## Exercise objective
Copy everything in the listing below word for word, apart from any images.

## Exercise data
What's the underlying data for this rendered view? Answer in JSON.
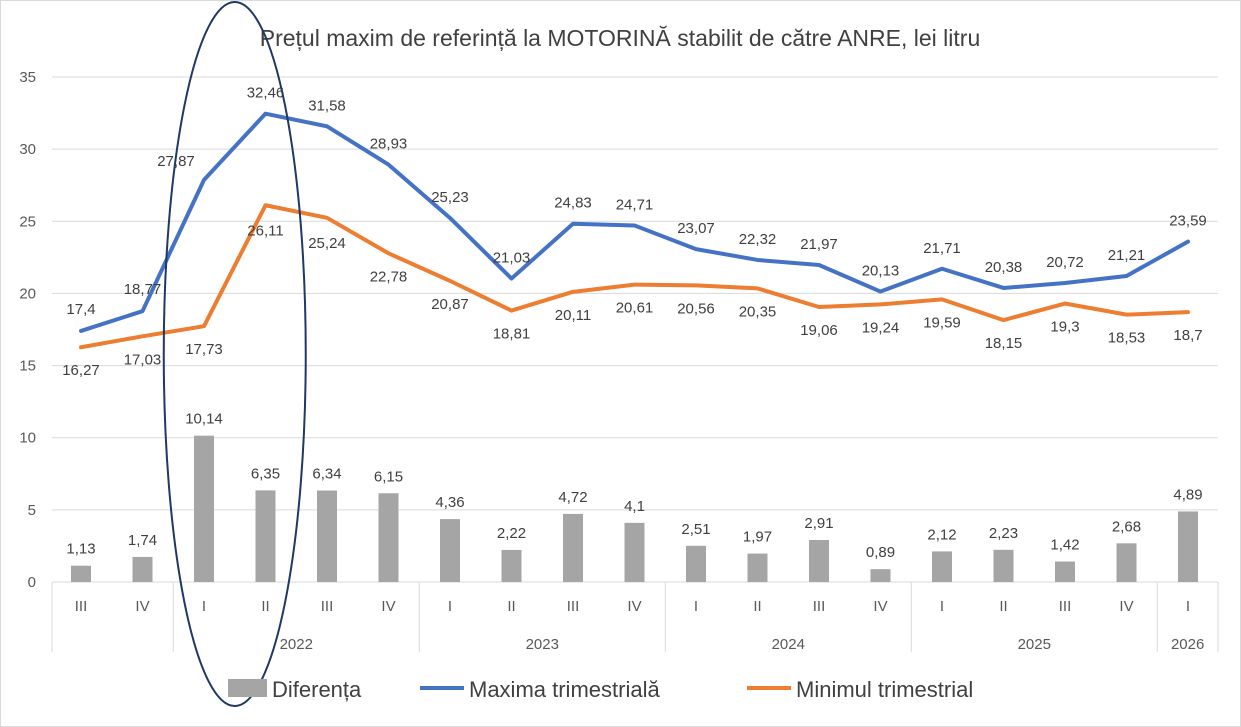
{
  "chart_data": {
    "type": "bar+line",
    "title": "Prețul maxim de referință la MOTORINĂ stabilit de către ANRE, lei litru",
    "categories": [
      "III",
      "IV",
      "I",
      "II",
      "III",
      "IV",
      "I",
      "II",
      "III",
      "IV",
      "I",
      "II",
      "III",
      "IV",
      "I",
      "II",
      "III",
      "IV",
      "I"
    ],
    "year_groups": [
      {
        "label": "",
        "start": 0,
        "end": 1
      },
      {
        "label": "2022",
        "start": 2,
        "end": 5
      },
      {
        "label": "2023",
        "start": 6,
        "end": 9
      },
      {
        "label": "2024",
        "start": 10,
        "end": 13
      },
      {
        "label": "2025",
        "start": 14,
        "end": 17
      },
      {
        "label": "2026",
        "start": 18,
        "end": 18
      }
    ],
    "ylim": [
      0,
      35
    ],
    "yticks": [
      "0",
      "5",
      "10",
      "15",
      "20",
      "25",
      "30",
      "35"
    ],
    "grid": true,
    "legend_position": "bottom",
    "series": [
      {
        "name": "Diferența",
        "type": "bar",
        "color": "#a5a5a5",
        "values": [
          1.13,
          1.74,
          10.14,
          6.35,
          6.34,
          6.15,
          4.36,
          2.22,
          4.72,
          4.1,
          2.51,
          1.97,
          2.91,
          0.89,
          2.12,
          2.23,
          1.42,
          2.68,
          4.89
        ],
        "labels": [
          "1,13",
          "1,74",
          "10,14",
          "6,35",
          "6,34",
          "6,15",
          "4,36",
          "2,22",
          "4,72",
          "4,1",
          "2,51",
          "1,97",
          "2,91",
          "0,89",
          "2,12",
          "2,23",
          "1,42",
          "2,68",
          "4,89"
        ]
      },
      {
        "name": "Maxima trimestrială",
        "type": "line",
        "color": "#4472c4",
        "values": [
          17.4,
          18.77,
          27.87,
          32.46,
          31.58,
          28.93,
          25.23,
          21.03,
          24.83,
          24.71,
          23.07,
          22.32,
          21.97,
          20.13,
          21.71,
          20.38,
          20.72,
          21.21,
          23.59
        ],
        "labels": [
          "17,4",
          "18,77",
          "27,87",
          "32,46",
          "31,58",
          "28,93",
          "25,23",
          "21,03",
          "24,83",
          "24,71",
          "23,07",
          "22,32",
          "21,97",
          "20,13",
          "21,71",
          "20,38",
          "20,72",
          "21,21",
          "23,59"
        ]
      },
      {
        "name": "Minimul trimestrial",
        "type": "line",
        "color": "#ed7d31",
        "values": [
          16.27,
          17.03,
          17.73,
          26.11,
          25.24,
          22.78,
          20.87,
          18.81,
          20.11,
          20.61,
          20.56,
          20.35,
          19.06,
          19.24,
          19.59,
          18.15,
          19.3,
          18.53,
          18.7
        ],
        "labels": [
          "16,27",
          "17,03",
          "17,73",
          "26,11",
          "25,24",
          "22,78",
          "20,87",
          "18,81",
          "20,11",
          "20,61",
          "20,56",
          "20,35",
          "19,06",
          "19,24",
          "19,59",
          "18,15",
          "19,3",
          "18,53",
          "18,7"
        ]
      }
    ],
    "annotation": {
      "type": "ellipse",
      "highlight_categories": [
        2,
        3
      ],
      "color": "#1f3864"
    }
  }
}
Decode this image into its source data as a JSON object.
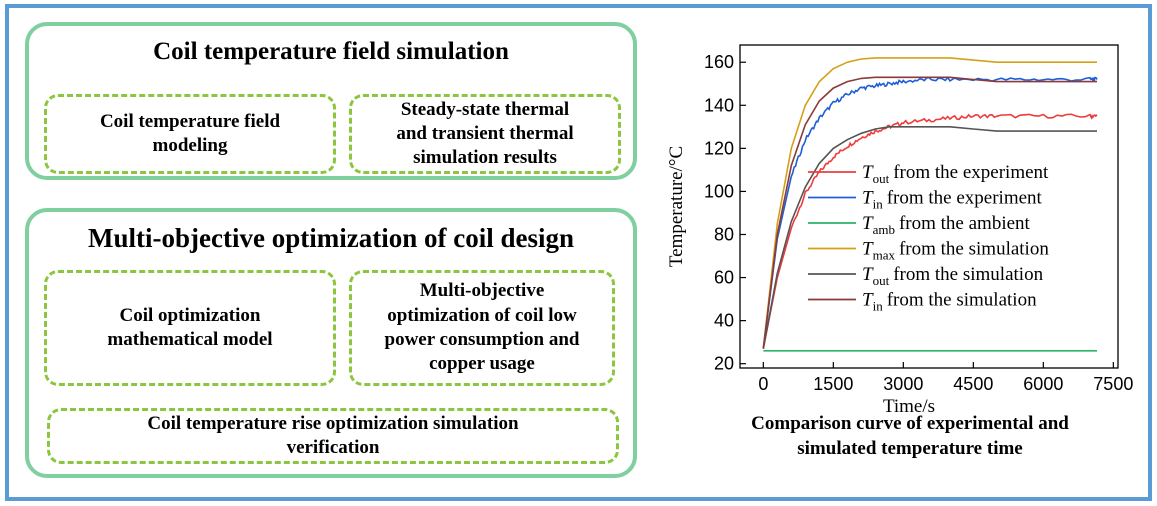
{
  "top_section": {
    "title": "Coil temperature field simulation",
    "boxes": [
      {
        "label": "Coil temperature field\nmodeling"
      },
      {
        "label": "Steady-state thermal\nand transient thermal\nsimulation results"
      }
    ]
  },
  "bottom_section": {
    "title": "Multi-objective optimization of coil design",
    "boxes": [
      {
        "label": "Coil optimization\nmathematical model"
      },
      {
        "label": "Multi-objective\noptimization of coil low\npower consumption and\ncopper usage"
      },
      {
        "label": "Coil temperature rise optimization simulation\nverification"
      }
    ]
  },
  "chart_caption": "Comparison curve of experimental and\nsimulated temperature time",
  "colors": {
    "frame": "#5b9bd5",
    "section_border": "#7fcf9f",
    "dash_border": "#8cc63f"
  },
  "chart_data": {
    "type": "line",
    "xlabel": "Time/s",
    "ylabel": "Temperature/°C",
    "xlim": [
      -500,
      7600
    ],
    "ylim": [
      18,
      168
    ],
    "xticks": [
      0,
      1500,
      3000,
      4500,
      6000,
      7500
    ],
    "yticks": [
      20,
      40,
      60,
      80,
      100,
      120,
      140,
      160
    ],
    "legend_position": "center-right",
    "series": [
      {
        "var": "T",
        "sub": "out",
        "text": "from the experiment",
        "color": "#ee3b3b",
        "noisy": true,
        "x": [
          0,
          300,
          600,
          900,
          1200,
          1500,
          1800,
          2100,
          2400,
          2700,
          3000,
          3500,
          4000,
          4500,
          5000,
          6000,
          7000,
          7150
        ],
        "y": [
          27,
          60,
          83,
          99,
          109,
          116,
          121,
          125,
          128,
          130,
          132,
          133,
          134,
          135,
          135,
          135,
          135,
          135
        ]
      },
      {
        "var": "T",
        "sub": "in",
        "text": "from the experiment",
        "color": "#1f5fd6",
        "noisy": true,
        "x": [
          0,
          300,
          600,
          900,
          1200,
          1500,
          1800,
          2100,
          2400,
          2700,
          3000,
          3500,
          4000,
          5000,
          6000,
          7000,
          7150
        ],
        "y": [
          27,
          78,
          107,
          124,
          134,
          141,
          145,
          148,
          149,
          150,
          151,
          152,
          152,
          152,
          152,
          152,
          152
        ]
      },
      {
        "var": "T",
        "sub": "amb",
        "text": "from the ambient",
        "color": "#2db36a",
        "noisy": false,
        "x": [
          0,
          7150
        ],
        "y": [
          26,
          26
        ]
      },
      {
        "var": "T",
        "sub": "max",
        "text": "from the simulation",
        "color": "#d4a017",
        "noisy": false,
        "x": [
          0,
          300,
          600,
          900,
          1200,
          1500,
          1800,
          2100,
          2400,
          2700,
          3000,
          4000,
          4500,
          5000,
          6000,
          7150
        ],
        "y": [
          27,
          85,
          120,
          140,
          151,
          157,
          160,
          161.5,
          162,
          162,
          162,
          162,
          161,
          160,
          160,
          160
        ]
      },
      {
        "var": "T",
        "sub": "out",
        "text": "from the simulation",
        "color": "#555555",
        "noisy": false,
        "x": [
          0,
          300,
          600,
          900,
          1200,
          1500,
          1800,
          2100,
          2400,
          2700,
          3000,
          3500,
          4000,
          4500,
          5000,
          6000,
          7150
        ],
        "y": [
          27,
          62,
          86,
          102,
          113,
          120,
          124,
          127,
          129,
          130,
          130,
          130,
          130,
          129,
          128,
          128,
          128
        ]
      },
      {
        "var": "T",
        "sub": "in",
        "text": "from the simulation",
        "color": "#8b3a3a",
        "noisy": false,
        "x": [
          0,
          300,
          600,
          900,
          1200,
          1500,
          1800,
          2100,
          2400,
          2700,
          3000,
          4000,
          4500,
          5000,
          6000,
          7150
        ],
        "y": [
          27,
          80,
          112,
          131,
          142,
          148,
          151,
          152.5,
          153,
          153,
          153,
          153,
          152,
          151,
          151,
          151
        ]
      }
    ]
  }
}
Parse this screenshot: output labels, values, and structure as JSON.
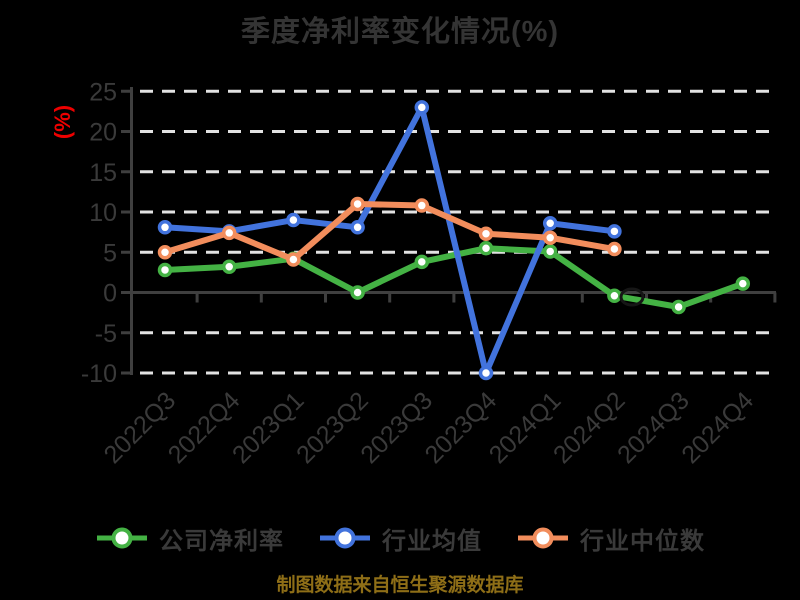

## Answer
What's the underlying data for this rendered view? Answer in JSON.
{
  "chart_data": {
    "type": "bar+line",
    "title": "Prețul maxim de referință la MOTORINĂ stabilit de către ANRE, lei litru",
    "categories": [
      "III",
      "IV",
      "I",
      "II",
      "III",
      "IV",
      "I",
      "II",
      "III",
      "IV",
      "I",
      "II",
      "III",
      "IV",
      "I",
      "II",
      "III",
      "IV",
      "I"
    ],
    "year_groups": [
      {
        "label": "",
        "start": 0,
        "end": 1
      },
      {
        "label": "2022",
        "start": 2,
        "end": 5
      },
      {
        "label": "2023",
        "start": 6,
        "end": 9
      },
      {
        "label": "2024",
        "start": 10,
        "end": 13
      },
      {
        "label": "2025",
        "start": 14,
        "end": 17
      },
      {
        "label": "2026",
        "start": 18,
        "end": 18
      }
    ],
    "ylim": [
      0,
      35
    ],
    "yticks": [
      "0",
      "5",
      "10",
      "15",
      "20",
      "25",
      "30",
      "35"
    ],
    "grid": true,
    "legend_position": "bottom",
    "series": [
      {
        "name": "Diferența",
        "type": "bar",
        "color": "#a5a5a5",
        "values": [
          1.13,
          1.74,
          10.14,
          6.35,
          6.34,
          6.15,
          4.36,
          2.22,
          4.72,
          4.1,
          2.51,
          1.97,
          2.91,
          0.89,
          2.12,
          2.23,
          1.42,
          2.68,
          4.89
        ],
        "labels": [
          "1,13",
          "1,74",
          "10,14",
          "6,35",
          "6,34",
          "6,15",
          "4,36",
          "2,22",
          "4,72",
          "4,1",
          "2,51",
          "1,97",
          "2,91",
          "0,89",
          "2,12",
          "2,23",
          "1,42",
          "2,68",
          "4,89"
        ]
      },
      {
        "name": "Maxima trimestrială",
        "type": "line",
        "color": "#4472c4",
        "values": [
          17.4,
          18.77,
          27.87,
          32.46,
          31.58,
          28.93,
          25.23,
          21.03,
          24.83,
          24.71,
          23.07,
          22.32,
          21.97,
          20.13,
          21.71,
          20.38,
          20.72,
          21.21,
          23.59
        ],
        "labels": [
          "17,4",
          "18,77",
          "27,87",
          "32,46",
          "31,58",
          "28,93",
          "25,23",
          "21,03",
          "24,83",
          "24,71",
          "23,07",
          "22,32",
          "21,97",
          "20,13",
          "21,71",
          "20,38",
          "20,72",
          "21,21",
          "23,59"
        ]
      },
      {
        "name": "Minimul trimestrial",
        "type": "line",
        "color": "#ed7d31",
        "values": [
          16.27,
          17.03,
          17.73,
          26.11,
          25.24,
          22.78,
          20.87,
          18.81,
          20.11,
          20.61,
          20.56,
          20.35,
          19.06,
          19.24,
          19.59,
          18.15,
          19.3,
          18.53,
          18.7
        ],
        "labels": [
          "16,27",
          "17,03",
          "17,73",
          "26,11",
          "25,24",
          "22,78",
          "20,87",
          "18,81",
          "20,11",
          "20,61",
          "20,56",
          "20,35",
          "19,06",
          "19,24",
          "19,59",
          "18,15",
          "19,3",
          "18,53",
          "18,7"
        ]
      }
    ],
    "annotation": {
      "type": "ellipse",
      "highlight_categories": [
        2,
        3
      ],
      "color": "#1f3864"
    }
  }
}
Decode this image into its source data as a JSON object.
{
  "top_section": {
    "title": "Coil temperature field simulation",
    "boxes": [
      {
        "label": "Coil temperature field\nmodeling"
      },
      {
        "label": "Steady-state thermal\nand transient thermal\nsimulation results"
      }
    ]
  },
  "bottom_section": {
    "title": "Multi-objective optimization of coil design",
    "boxes": [
      {
        "label": "Coil optimization\nmathematical model"
      },
      {
        "label": "Multi-objective\noptimization of coil low\npower consumption and\ncopper usage"
      },
      {
        "label": "Coil temperature rise optimization simulation\nverification"
      }
    ]
  },
  "chart_caption": "Comparison curve of experimental and\nsimulated temperature time",
  "colors": {
    "frame": "#5b9bd5",
    "section_border": "#7fcf9f",
    "dash_border": "#8cc63f"
  },
  "chart_data": {
    "type": "line",
    "xlabel": "Time/s",
    "ylabel": "Temperature/°C",
    "xlim": [
      -500,
      7600
    ],
    "ylim": [
      18,
      168
    ],
    "xticks": [
      0,
      1500,
      3000,
      4500,
      6000,
      7500
    ],
    "yticks": [
      20,
      40,
      60,
      80,
      100,
      120,
      140,
      160
    ],
    "legend_position": "center-right",
    "series": [
      {
        "var": "T",
        "sub": "out",
        "text": "from the experiment",
        "color": "#ee3b3b",
        "noisy": true,
        "x": [
          0,
          300,
          600,
          900,
          1200,
          1500,
          1800,
          2100,
          2400,
          2700,
          3000,
          3500,
          4000,
          4500,
          5000,
          6000,
          7000,
          7150
        ],
        "y": [
          27,
          60,
          83,
          99,
          109,
          116,
          121,
          125,
          128,
          130,
          132,
          133,
          134,
          135,
          135,
          135,
          135,
          135
        ]
      },
      {
        "var": "T",
        "sub": "in",
        "text": "from the experiment",
        "color": "#1f5fd6",
        "noisy": true,
        "x": [
          0,
          300,
          600,
          900,
          1200,
          1500,
          1800,
          2100,
          2400,
          2700,
          3000,
          3500,
          4000,
          5000,
          6000,
          7000,
          7150
        ],
        "y": [
          27,
          78,
          107,
          124,
          134,
          141,
          145,
          148,
          149,
          150,
          151,
          152,
          152,
          152,
          152,
          152,
          152
        ]
      },
      {
        "var": "T",
        "sub": "amb",
        "text": "from the ambient",
        "color": "#2db36a",
        "noisy": false,
        "x": [
          0,
          7150
        ],
        "y": [
          26,
          26
        ]
      },
      {
        "var": "T",
        "sub": "max",
        "text": "from the simulation",
        "color": "#d4a017",
        "noisy": false,
        "x": [
          0,
          300,
          600,
          900,
          1200,
          1500,
          1800,
          2100,
          2400,
          2700,
          3000,
          4000,
          4500,
          5000,
          6000,
          7150
        ],
        "y": [
          27,
          85,
          120,
          140,
          151,
          157,
          160,
          161.5,
          162,
          162,
          162,
          162,
          161,
          160,
          160,
          160
        ]
      },
      {
        "var": "T",
        "sub": "out",
        "text": "from the simulation",
        "color": "#555555",
        "noisy": false,
        "x": [
          0,
          300,
          600,
          900,
          1200,
          1500,
          1800,
          2100,
          2400,
          2700,
          3000,
          3500,
          4000,
          4500,
          5000,
          6000,
          7150
        ],
        "y": [
          27,
          62,
          86,
          102,
          113,
          120,
          124,
          127,
          129,
          130,
          130,
          130,
          130,
          129,
          128,
          128,
          128
        ]
      },
      {
        "var": "T",
        "sub": "in",
        "text": "from the simulation",
        "color": "#8b3a3a",
        "noisy": false,
        "x": [
          0,
          300,
          600,
          900,
          1200,
          1500,
          1800,
          2100,
          2400,
          2700,
          3000,
          4000,
          4500,
          5000,
          6000,
          7150
        ],
        "y": [
          27,
          80,
          112,
          131,
          142,
          148,
          151,
          152.5,
          153,
          153,
          153,
          153,
          152,
          151,
          151,
          151
        ]
      }
    ]
  }
}
Parse this screenshot: output labels, values, and structure as JSON.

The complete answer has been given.